Search the data for the word "zapłaty" and copy every line that contains it.

Saved entries:
----------
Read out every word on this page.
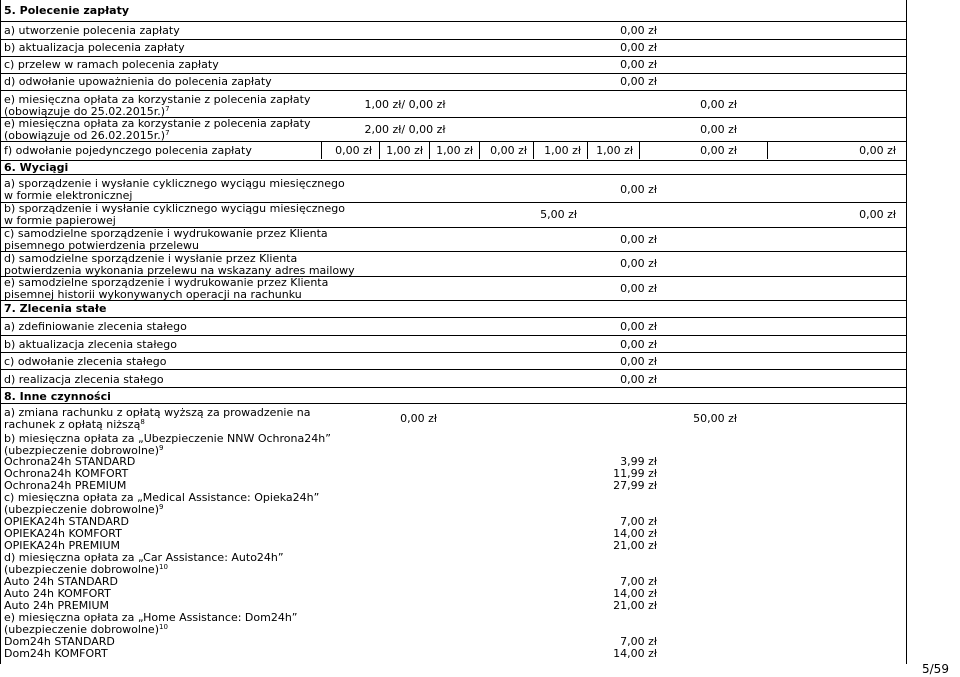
5. Polecenie zapłaty
a) utworzenie polecenia zapłaty	0,00 zł
b) aktualizacja polecenia zapłaty	0,00 zł
c) przelew w ramach polecenia zapłaty	0,00 zł
d) odwołanie upoważnienia do polecenia zapłaty	0,00 zł
e) miesięczna opłata za korzystanie z polecenia zapłaty
(obowiązuje do 25.02.2015r.)$^7$	1,00 zł/ 0,00 zł	0,00 zł
e) miesięczna opłata za korzystanie z polecenia zapłaty
(obowiązuje od 26.02.2015r.)$^7$	2,00 zł/ 0,00 zł	0,00 zł
f) odwołanie pojedynczego polecenia zapłaty	0,00 zł	1,00 zł	1,00 zł	0,00 zł	1,00 zł	1,00 zł	0,00 zł	0,00 zł
6. Wyciągi
a) sporządzenie i wysłanie cyklicznego wyciągu miesięcznego
w formie elektronicznej	0,00 zł
b) sporządzenie i wysłanie cyklicznego wyciągu miesięcznego
w formie papierowej	5,00 zł	0,00 zł
c) samodzielne sporządzenie i wydrukowanie przez Klienta
pisemnego potwierdzenia przelewu	0,00 zł
d) samodzielne sporządzenie i wysłanie przez Klienta
potwierdzenia wykonania przelewu na wskazany adres mailowy
0,00 zł
e) samodzielne sporządzenie i wydrukowanie przez Klienta
pisemnej historii wykonywanych operacji na rachunku	0,00 zł
7. Zlecenia stałe
a) zdefiniowanie zlecenia stałego	0,00 zł
b) aktualizacja zlecenia stałego	0,00 zł
c) odwołanie zlecenia stałego	0,00 zł
d) realizacja zlecenia stałego	0,00 zł
8. Inne czynności
a) zmiana rachunku z opłatą wyższą za prowadzenie na
rachunek z opłatą niższą$^8$	0,00 zł	50,00 zł
b) miesięczna opłata za „Ubezpieczenie NNW Ochrona24h”
(ubezpieczenie dobrowolne)$^9$
Ochrona24h STANDARD	3,99 zł
Ochrona24h KOMFORT	11,99 zł
Ochrona24h PREMIUM	27,99 zł
c) miesięczna opłata za „Medical Assistance: Opieka24h”
(ubezpieczenie dobrowolne)$^9$
OPIEKA24h STANDARD	7,00 zł
OPIEKA24h KOMFORT	14,00 zł
OPIEKA24h PREMIUM	21,00 zł
d) miesięczna opłata za „Car Assistance: Auto24h”
(ubezpieczenie dobrowolne)$^{10}$
Auto 24h STANDARD	7,00 zł
Auto 24h KOMFORT	14,00 zł
Auto 24h PREMIUM	21,00 zł
e) miesięczna opłata za „Home Assistance: Dom24h”
(ubezpieczenie dobrowolne)$^{10}$
Dom24h STANDARD	7,00 zł
Dom24h KOMFORT	14,00 zł
5/59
----------
**FULL OUTPUT**
5. Polecenie zapłaty
a) utworzenie polecenia zapłaty	0,00 zł
b) aktualizacja polecenia zapłaty	0,00 zł
c) przelew w ramach polecenia zapłaty	0,00 zł
d) odwołanie upoważnienia do polecenia zapłaty	0,00 zł
e) miesięczna opłata za korzystanie z polecenia zapłaty
e) miesięczna opłata za korzystanie z polecenia zapłaty
f) odwołanie pojedynczego polecenia zapłaty	0,00 zł	1,00 zł	1,00 zł	0,00 zł	1,00 zł	1,00 zł	0,00 zł	0,00 zł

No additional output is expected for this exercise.